◆ RECORDS PROVIDED:
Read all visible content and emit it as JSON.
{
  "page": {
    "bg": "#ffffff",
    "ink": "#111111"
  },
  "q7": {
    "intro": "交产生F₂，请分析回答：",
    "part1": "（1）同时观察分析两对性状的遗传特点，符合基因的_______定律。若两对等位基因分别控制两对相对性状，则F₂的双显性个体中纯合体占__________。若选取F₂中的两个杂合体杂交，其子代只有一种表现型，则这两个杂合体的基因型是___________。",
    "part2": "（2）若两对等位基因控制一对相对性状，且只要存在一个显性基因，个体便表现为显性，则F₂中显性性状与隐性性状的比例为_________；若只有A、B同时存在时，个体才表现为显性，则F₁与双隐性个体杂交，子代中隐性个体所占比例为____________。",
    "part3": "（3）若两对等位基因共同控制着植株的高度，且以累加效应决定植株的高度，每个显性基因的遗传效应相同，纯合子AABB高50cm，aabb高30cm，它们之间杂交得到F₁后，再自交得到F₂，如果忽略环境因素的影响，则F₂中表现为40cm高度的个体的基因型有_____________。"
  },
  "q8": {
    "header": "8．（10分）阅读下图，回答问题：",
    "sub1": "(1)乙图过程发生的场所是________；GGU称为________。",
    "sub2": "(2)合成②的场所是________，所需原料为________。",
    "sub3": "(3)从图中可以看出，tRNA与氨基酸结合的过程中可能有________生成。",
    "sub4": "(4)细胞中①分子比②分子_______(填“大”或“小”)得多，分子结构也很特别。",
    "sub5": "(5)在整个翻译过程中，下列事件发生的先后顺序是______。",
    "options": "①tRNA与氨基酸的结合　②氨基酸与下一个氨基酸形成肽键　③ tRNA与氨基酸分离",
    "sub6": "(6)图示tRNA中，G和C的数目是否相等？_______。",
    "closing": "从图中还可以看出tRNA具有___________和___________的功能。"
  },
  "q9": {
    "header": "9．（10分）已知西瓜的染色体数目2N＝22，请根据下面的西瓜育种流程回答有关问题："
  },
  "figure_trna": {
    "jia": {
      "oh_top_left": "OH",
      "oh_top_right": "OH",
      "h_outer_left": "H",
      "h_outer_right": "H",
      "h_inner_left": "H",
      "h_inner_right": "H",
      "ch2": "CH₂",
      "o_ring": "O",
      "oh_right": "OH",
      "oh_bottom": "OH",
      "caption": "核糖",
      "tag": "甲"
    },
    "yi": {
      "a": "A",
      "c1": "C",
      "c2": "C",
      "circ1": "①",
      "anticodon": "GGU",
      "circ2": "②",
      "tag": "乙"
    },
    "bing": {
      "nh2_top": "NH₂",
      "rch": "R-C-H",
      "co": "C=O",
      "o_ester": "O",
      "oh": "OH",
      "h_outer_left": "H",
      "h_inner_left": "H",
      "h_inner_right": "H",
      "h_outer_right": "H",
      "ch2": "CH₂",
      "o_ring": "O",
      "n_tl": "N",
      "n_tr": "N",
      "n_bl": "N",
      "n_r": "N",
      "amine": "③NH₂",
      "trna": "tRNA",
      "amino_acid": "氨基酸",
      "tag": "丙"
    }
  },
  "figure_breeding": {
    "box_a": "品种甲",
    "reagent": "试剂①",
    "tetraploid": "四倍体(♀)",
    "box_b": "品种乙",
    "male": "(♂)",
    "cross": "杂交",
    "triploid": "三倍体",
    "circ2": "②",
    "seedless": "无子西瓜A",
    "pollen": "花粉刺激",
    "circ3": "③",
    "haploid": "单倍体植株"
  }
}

◆ PROBLEM TO SOLVE:
From the preceding material, extract every line exactly.

◆ CORRECT ANSWER:
Read all visible content and emit it as JSON.
{
  "page": {
    "bg": "#ffffff",
    "ink": "#111111"
  },
  "q7": {
    "intro": "交产生F₂，请分析回答：",
    "part1": "（1）同时观察分析两对性状的遗传特点，符合基因的_______定律。若两对等位基因分别控制两对相对性状，则F₂的双显性个体中纯合体占__________。若选取F₂中的两个杂合体杂交，其子代只有一种表现型，则这两个杂合体的基因型是___________。",
    "part2": "（2）若两对等位基因控制一对相对性状，且只要存在一个显性基因，个体便表现为显性，则F₂中显性性状与隐性性状的比例为_________；若只有A、B同时存在时，个体才表现为显性，则F₁与双隐性个体杂交，子代中隐性个体所占比例为____________。",
    "part3": "（3）若两对等位基因共同控制着植株的高度，且以累加效应决定植株的高度，每个显性基因的遗传效应相同，纯合子AABB高50cm，aabb高30cm，它们之间杂交得到F₁后，再自交得到F₂，如果忽略环境因素的影响，则F₂中表现为40cm高度的个体的基因型有_____________。"
  },
  "q8": {
    "header": "8．（10分）阅读下图，回答问题：",
    "sub1": "(1)乙图过程发生的场所是________；GGU称为________。",
    "sub2": "(2)合成②的场所是________，所需原料为________。",
    "sub3": "(3)从图中可以看出，tRNA与氨基酸结合的过程中可能有________生成。",
    "sub4": "(4)细胞中①分子比②分子_______(填“大”或“小”)得多，分子结构也很特别。",
    "sub5": "(5)在整个翻译过程中，下列事件发生的先后顺序是______。",
    "options": "①tRNA与氨基酸的结合　②氨基酸与下一个氨基酸形成肽键　③ tRNA与氨基酸分离",
    "sub6": "(6)图示tRNA中，G和C的数目是否相等？_______。",
    "closing": "从图中还可以看出tRNA具有___________和___________的功能。"
  },
  "q9": {
    "header": "9．（10分）已知西瓜的染色体数目2N＝22，请根据下面的西瓜育种流程回答有关问题："
  },
  "figure_trna": {
    "jia": {
      "oh_top_left": "OH",
      "oh_top_right": "OH",
      "h_outer_left": "H",
      "h_outer_right": "H",
      "h_inner_left": "H",
      "h_inner_right": "H",
      "ch2": "CH₂",
      "o_ring": "O",
      "oh_right": "OH",
      "oh_bottom": "OH",
      "caption": "核糖",
      "tag": "甲"
    },
    "yi": {
      "a": "A",
      "c1": "C",
      "c2": "C",
      "circ1": "①",
      "anticodon": "GGU",
      "circ2": "②",
      "tag": "乙"
    },
    "bing": {
      "nh2_top": "NH₂",
      "rch": "R-C-H",
      "co": "C=O",
      "o_ester": "O",
      "oh": "OH",
      "h_outer_left": "H",
      "h_inner_left": "H",
      "h_inner_right": "H",
      "h_outer_right": "H",
      "ch2": "CH₂",
      "o_ring": "O",
      "n_tl": "N",
      "n_tr": "N",
      "n_bl": "N",
      "n_r": "N",
      "amine": "③NH₂",
      "trna": "tRNA",
      "amino_acid": "氨基酸",
      "tag": "丙"
    }
  },
  "figure_breeding": {
    "box_a": "品种甲",
    "reagent": "试剂①",
    "tetraploid": "四倍体(♀)",
    "box_b": "品种乙",
    "male": "(♂)",
    "cross": "杂交",
    "triploid": "三倍体",
    "circ2": "②",
    "seedless": "无子西瓜A",
    "pollen": "花粉刺激",
    "circ3": "③",
    "haploid": "单倍体植株"
  }
}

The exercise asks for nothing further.